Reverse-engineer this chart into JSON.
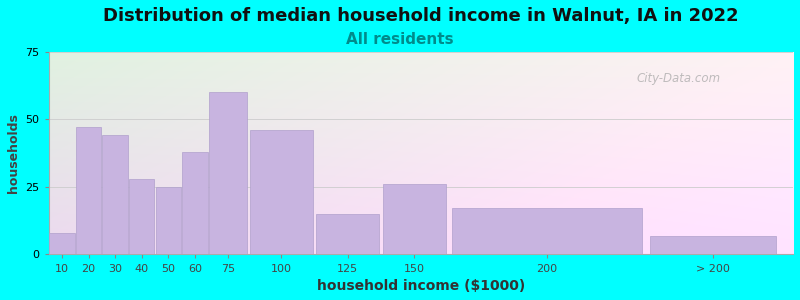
{
  "title": "Distribution of median household income in Walnut, IA in 2022",
  "subtitle": "All residents",
  "xlabel": "household income ($1000)",
  "ylabel": "households",
  "background_color": "#00FFFF",
  "bar_color": "#c8b4e0",
  "bar_edge_color": "#b0a0cc",
  "categories": [
    "10",
    "20",
    "30",
    "40",
    "50",
    "60",
    "75",
    "100",
    "125",
    "150",
    "200",
    "> 200"
  ],
  "values": [
    8,
    47,
    44,
    28,
    25,
    38,
    60,
    46,
    15,
    26,
    17,
    7
  ],
  "bar_lefts": [
    5,
    15,
    25,
    35,
    45,
    55,
    65,
    80,
    105,
    130,
    155,
    230
  ],
  "bar_widths": [
    10,
    10,
    10,
    10,
    10,
    10,
    15,
    25,
    25,
    25,
    75,
    50
  ],
  "bar_centers": [
    10,
    20,
    30,
    40,
    50,
    60,
    72.5,
    92.5,
    117.5,
    142.5,
    192.5,
    255
  ],
  "ylim": [
    0,
    75
  ],
  "yticks": [
    0,
    25,
    50,
    75
  ],
  "xlim_left": 5,
  "xlim_right": 285,
  "title_fontsize": 13,
  "subtitle_fontsize": 11,
  "subtitle_color": "#008B8B",
  "watermark": "City-Data.com",
  "xtick_labels": [
    "10",
    "20",
    "30",
    "40",
    "50",
    "60",
    "75",
    "100",
    "125",
    "150",
    "200",
    "> 200"
  ],
  "xtick_positions": [
    10,
    20,
    30,
    40,
    50,
    60,
    72.5,
    92.5,
    117.5,
    142.5,
    192.5,
    255
  ]
}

━━━━━━━━━━━━━━━━━━━━━━━━━━━━━━

Without the pictures, extract every entry verbatim.

Reverse-engineer this chart into JSON.
{
  "title": "Distribution of median household income in Walnut, IA in 2022",
  "subtitle": "All residents",
  "xlabel": "household income ($1000)",
  "ylabel": "households",
  "background_color": "#00FFFF",
  "bar_color": "#c8b4e0",
  "bar_edge_color": "#b0a0cc",
  "categories": [
    "10",
    "20",
    "30",
    "40",
    "50",
    "60",
    "75",
    "100",
    "125",
    "150",
    "200",
    "> 200"
  ],
  "values": [
    8,
    47,
    44,
    28,
    25,
    38,
    60,
    46,
    15,
    26,
    17,
    7
  ],
  "bar_lefts": [
    5,
    15,
    25,
    35,
    45,
    55,
    65,
    80,
    105,
    130,
    155,
    230
  ],
  "bar_widths": [
    10,
    10,
    10,
    10,
    10,
    10,
    15,
    25,
    25,
    25,
    75,
    50
  ],
  "bar_centers": [
    10,
    20,
    30,
    40,
    50,
    60,
    72.5,
    92.5,
    117.5,
    142.5,
    192.5,
    255
  ],
  "ylim": [
    0,
    75
  ],
  "yticks": [
    0,
    25,
    50,
    75
  ],
  "xlim_left": 5,
  "xlim_right": 285,
  "title_fontsize": 13,
  "subtitle_fontsize": 11,
  "subtitle_color": "#008B8B",
  "watermark": "City-Data.com",
  "xtick_labels": [
    "10",
    "20",
    "30",
    "40",
    "50",
    "60",
    "75",
    "100",
    "125",
    "150",
    "200",
    "> 200"
  ],
  "xtick_positions": [
    10,
    20,
    30,
    40,
    50,
    60,
    72.5,
    92.5,
    117.5,
    142.5,
    192.5,
    255
  ]
}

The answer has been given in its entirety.